**Your task**
Please copy out the stretch of entries below from the very first line through the line containing "- hour-label-7am: 7AM: [77, 140, 93, 149]", reproducing each line without change.

--------------------------------------------------

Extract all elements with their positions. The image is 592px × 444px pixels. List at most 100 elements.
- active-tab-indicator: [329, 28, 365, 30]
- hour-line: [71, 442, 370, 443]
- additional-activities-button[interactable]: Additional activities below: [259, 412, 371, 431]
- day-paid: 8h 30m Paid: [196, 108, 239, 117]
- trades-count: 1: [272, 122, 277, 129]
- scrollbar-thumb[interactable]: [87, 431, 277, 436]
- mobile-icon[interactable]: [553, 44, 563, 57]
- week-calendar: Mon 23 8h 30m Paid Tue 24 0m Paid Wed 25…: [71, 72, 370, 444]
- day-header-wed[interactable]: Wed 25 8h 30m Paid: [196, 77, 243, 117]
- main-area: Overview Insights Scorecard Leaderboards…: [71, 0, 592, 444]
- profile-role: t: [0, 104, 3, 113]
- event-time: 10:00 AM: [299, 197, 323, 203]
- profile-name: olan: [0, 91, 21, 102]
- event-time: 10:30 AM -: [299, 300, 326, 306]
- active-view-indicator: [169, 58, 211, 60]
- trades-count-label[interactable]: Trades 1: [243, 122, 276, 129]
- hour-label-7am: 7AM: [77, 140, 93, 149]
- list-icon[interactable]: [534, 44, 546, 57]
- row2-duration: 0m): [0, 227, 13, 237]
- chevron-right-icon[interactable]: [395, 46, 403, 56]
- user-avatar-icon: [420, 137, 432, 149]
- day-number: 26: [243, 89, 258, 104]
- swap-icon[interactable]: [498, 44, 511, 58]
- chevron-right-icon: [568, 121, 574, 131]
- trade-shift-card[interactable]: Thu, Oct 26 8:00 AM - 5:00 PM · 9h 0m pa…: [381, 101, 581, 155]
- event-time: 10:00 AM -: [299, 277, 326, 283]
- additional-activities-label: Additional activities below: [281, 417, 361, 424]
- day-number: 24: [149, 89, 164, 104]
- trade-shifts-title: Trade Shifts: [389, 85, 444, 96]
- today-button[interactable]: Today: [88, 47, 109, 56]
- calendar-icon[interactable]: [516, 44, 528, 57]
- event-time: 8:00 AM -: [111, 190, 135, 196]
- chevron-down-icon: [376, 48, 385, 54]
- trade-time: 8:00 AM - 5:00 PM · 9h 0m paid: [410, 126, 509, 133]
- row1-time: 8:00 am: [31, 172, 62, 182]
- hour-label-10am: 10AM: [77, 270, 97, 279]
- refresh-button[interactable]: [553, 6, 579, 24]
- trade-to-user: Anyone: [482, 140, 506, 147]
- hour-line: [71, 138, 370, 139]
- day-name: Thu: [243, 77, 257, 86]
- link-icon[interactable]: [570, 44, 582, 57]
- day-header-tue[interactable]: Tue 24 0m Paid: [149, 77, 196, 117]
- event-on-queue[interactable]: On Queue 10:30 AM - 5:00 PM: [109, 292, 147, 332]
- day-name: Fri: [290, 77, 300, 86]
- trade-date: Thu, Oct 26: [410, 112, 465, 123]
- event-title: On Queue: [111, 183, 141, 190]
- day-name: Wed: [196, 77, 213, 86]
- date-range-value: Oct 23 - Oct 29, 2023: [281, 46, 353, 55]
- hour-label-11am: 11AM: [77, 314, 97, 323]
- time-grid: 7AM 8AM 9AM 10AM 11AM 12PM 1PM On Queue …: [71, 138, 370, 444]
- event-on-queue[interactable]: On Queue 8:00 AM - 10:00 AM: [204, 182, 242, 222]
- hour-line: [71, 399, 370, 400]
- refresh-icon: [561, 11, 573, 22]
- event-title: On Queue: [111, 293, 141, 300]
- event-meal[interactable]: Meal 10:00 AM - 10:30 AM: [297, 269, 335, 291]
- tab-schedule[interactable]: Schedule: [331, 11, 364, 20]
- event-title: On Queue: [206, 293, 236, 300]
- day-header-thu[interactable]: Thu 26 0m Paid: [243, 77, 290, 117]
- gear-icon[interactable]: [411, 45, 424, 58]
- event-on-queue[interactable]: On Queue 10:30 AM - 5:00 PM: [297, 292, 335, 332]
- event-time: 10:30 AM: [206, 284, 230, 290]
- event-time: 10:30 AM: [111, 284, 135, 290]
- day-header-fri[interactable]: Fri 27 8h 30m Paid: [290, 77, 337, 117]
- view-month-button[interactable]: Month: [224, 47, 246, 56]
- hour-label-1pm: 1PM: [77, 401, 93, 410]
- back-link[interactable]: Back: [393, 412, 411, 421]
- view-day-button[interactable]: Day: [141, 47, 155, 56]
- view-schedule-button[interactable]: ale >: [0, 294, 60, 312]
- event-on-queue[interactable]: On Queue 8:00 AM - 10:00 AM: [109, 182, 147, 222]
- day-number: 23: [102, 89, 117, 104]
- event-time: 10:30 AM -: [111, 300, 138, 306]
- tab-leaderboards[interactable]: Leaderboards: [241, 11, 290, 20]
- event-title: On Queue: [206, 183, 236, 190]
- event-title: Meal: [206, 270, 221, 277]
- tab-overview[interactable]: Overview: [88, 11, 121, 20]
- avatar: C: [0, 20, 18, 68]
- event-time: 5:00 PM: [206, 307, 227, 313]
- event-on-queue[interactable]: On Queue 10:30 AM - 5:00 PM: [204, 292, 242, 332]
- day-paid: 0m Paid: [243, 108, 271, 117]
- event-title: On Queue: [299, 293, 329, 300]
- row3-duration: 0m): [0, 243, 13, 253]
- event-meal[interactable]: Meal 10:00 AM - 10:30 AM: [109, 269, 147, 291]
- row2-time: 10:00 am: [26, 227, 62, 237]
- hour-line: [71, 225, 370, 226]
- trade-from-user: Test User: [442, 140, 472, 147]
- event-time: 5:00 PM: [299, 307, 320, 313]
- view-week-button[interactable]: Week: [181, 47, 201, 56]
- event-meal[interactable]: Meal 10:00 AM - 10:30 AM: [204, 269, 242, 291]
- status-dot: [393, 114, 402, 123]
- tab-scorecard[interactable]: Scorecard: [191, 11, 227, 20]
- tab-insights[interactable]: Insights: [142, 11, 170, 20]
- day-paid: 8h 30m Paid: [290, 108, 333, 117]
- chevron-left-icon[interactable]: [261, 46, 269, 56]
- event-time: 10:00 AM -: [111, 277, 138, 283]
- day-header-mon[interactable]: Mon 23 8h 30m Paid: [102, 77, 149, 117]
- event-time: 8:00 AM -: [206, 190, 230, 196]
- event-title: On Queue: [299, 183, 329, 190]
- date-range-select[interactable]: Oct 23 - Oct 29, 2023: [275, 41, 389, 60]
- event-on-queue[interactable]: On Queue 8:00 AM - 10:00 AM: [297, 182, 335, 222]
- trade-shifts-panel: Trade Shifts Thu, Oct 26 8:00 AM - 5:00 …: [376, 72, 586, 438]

--------------------------------------------------

**Solution to the problem**
Extract all elements with their positions. The image is 592px × 444px pixels. List at most 100 elements.
- active-tab-indicator: [329, 28, 365, 30]
- hour-line: [71, 442, 370, 443]
- additional-activities-button[interactable]: Additional activities below: [259, 412, 371, 431]
- day-paid: 8h 30m Paid: [196, 108, 239, 117]
- trades-count: 1: [272, 122, 277, 129]
- scrollbar-thumb[interactable]: [87, 431, 277, 436]
- mobile-icon[interactable]: [553, 44, 563, 57]
- week-calendar: Mon 23 8h 30m Paid Tue 24 0m Paid Wed 25…: [71, 72, 370, 444]
- day-header-wed[interactable]: Wed 25 8h 30m Paid: [196, 77, 243, 117]
- main-area: Overview Insights Scorecard Leaderboards…: [71, 0, 592, 444]
- profile-role: t: [0, 104, 3, 113]
- event-time: 10:00 AM: [299, 197, 323, 203]
- profile-name: olan: [0, 91, 21, 102]
- event-time: 10:30 AM -: [299, 300, 326, 306]
- active-view-indicator: [169, 58, 211, 60]
- trades-count-label[interactable]: Trades 1: [243, 122, 276, 129]
- hour-label-7am: 7AM: [77, 140, 93, 149]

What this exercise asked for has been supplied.